### Task directions
Show each line of the data below that has the string "vapeur" in it.

### Information provided

+ + + +

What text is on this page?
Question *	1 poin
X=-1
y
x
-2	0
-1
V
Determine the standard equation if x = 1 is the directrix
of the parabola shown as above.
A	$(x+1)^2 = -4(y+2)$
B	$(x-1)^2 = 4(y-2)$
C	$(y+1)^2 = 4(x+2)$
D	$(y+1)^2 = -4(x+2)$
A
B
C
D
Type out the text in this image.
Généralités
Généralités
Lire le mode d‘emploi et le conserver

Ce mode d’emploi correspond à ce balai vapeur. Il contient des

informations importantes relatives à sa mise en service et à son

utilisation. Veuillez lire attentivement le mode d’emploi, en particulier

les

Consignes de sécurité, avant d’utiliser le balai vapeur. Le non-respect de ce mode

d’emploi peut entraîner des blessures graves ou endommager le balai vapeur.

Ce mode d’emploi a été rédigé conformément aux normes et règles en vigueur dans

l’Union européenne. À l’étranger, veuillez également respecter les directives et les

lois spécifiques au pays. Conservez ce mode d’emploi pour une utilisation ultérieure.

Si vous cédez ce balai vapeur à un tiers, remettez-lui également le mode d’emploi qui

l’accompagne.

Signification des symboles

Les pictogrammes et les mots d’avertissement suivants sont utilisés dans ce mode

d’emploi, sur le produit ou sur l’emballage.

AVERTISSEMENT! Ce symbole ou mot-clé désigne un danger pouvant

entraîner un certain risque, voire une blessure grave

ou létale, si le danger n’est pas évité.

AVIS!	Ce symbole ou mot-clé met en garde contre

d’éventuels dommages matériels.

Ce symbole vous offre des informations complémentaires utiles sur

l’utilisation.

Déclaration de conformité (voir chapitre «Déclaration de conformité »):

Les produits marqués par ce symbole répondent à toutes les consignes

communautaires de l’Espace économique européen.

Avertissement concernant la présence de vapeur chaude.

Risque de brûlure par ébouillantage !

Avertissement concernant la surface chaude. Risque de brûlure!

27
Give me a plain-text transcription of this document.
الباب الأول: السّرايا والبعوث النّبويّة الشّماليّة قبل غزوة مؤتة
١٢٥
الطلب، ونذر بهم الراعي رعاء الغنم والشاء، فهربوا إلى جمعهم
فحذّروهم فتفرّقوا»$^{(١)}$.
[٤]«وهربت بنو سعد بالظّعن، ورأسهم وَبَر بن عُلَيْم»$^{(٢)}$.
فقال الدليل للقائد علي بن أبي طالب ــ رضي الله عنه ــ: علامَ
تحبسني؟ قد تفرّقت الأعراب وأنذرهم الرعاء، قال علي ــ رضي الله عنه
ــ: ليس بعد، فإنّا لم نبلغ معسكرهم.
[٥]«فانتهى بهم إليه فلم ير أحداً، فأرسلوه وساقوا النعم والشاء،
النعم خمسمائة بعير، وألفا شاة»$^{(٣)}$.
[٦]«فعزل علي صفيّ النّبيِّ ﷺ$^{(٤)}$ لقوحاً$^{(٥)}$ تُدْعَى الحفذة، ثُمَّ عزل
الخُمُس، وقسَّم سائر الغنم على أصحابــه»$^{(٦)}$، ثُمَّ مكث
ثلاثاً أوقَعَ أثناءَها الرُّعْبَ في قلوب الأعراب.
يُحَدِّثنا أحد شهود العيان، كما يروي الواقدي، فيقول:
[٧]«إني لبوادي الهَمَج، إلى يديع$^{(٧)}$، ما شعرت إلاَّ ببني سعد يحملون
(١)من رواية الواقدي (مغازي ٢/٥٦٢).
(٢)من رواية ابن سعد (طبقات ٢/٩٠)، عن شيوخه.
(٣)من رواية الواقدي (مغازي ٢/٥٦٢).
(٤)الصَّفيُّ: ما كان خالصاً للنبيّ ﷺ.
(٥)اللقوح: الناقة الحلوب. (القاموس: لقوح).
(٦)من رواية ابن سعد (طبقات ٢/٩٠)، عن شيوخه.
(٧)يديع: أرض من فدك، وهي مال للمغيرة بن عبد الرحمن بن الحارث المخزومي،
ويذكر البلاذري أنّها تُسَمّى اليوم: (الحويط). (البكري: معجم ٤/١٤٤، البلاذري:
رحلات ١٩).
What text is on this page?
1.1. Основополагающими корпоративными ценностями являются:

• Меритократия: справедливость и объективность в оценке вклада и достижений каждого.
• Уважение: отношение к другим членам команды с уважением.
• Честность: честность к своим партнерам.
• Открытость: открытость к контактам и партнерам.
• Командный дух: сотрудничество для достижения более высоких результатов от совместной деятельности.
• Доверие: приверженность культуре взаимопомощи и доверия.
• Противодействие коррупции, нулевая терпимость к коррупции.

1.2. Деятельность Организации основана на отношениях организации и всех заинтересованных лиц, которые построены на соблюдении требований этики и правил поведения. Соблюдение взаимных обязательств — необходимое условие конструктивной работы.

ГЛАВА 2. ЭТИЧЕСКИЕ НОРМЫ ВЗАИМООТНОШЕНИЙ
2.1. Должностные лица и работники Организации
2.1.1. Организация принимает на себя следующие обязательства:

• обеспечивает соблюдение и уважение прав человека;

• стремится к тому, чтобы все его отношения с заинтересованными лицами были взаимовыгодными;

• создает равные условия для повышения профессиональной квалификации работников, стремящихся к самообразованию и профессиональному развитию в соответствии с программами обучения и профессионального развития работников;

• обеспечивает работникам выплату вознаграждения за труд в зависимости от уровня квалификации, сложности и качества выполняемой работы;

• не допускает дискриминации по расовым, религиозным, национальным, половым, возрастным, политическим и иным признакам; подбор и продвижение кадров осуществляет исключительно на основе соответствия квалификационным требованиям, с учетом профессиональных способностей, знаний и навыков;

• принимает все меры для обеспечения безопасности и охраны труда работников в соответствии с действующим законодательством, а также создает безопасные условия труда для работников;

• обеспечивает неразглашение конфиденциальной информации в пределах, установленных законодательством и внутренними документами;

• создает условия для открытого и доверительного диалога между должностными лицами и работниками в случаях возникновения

+ + + +

### Output
Ce mode d’emploi correspond à ce balai vapeur. Il contient des
Consignes de sécurité, avant d’utiliser le balai vapeur. Le non-respect de ce mode
d’emploi peut entraîner des blessures graves ou endommager le balai vapeur.
Si vous cédez ce balai vapeur à un tiers, remettez-lui également le mode d’emploi qui
Avertissement concernant la présence de vapeur chaude.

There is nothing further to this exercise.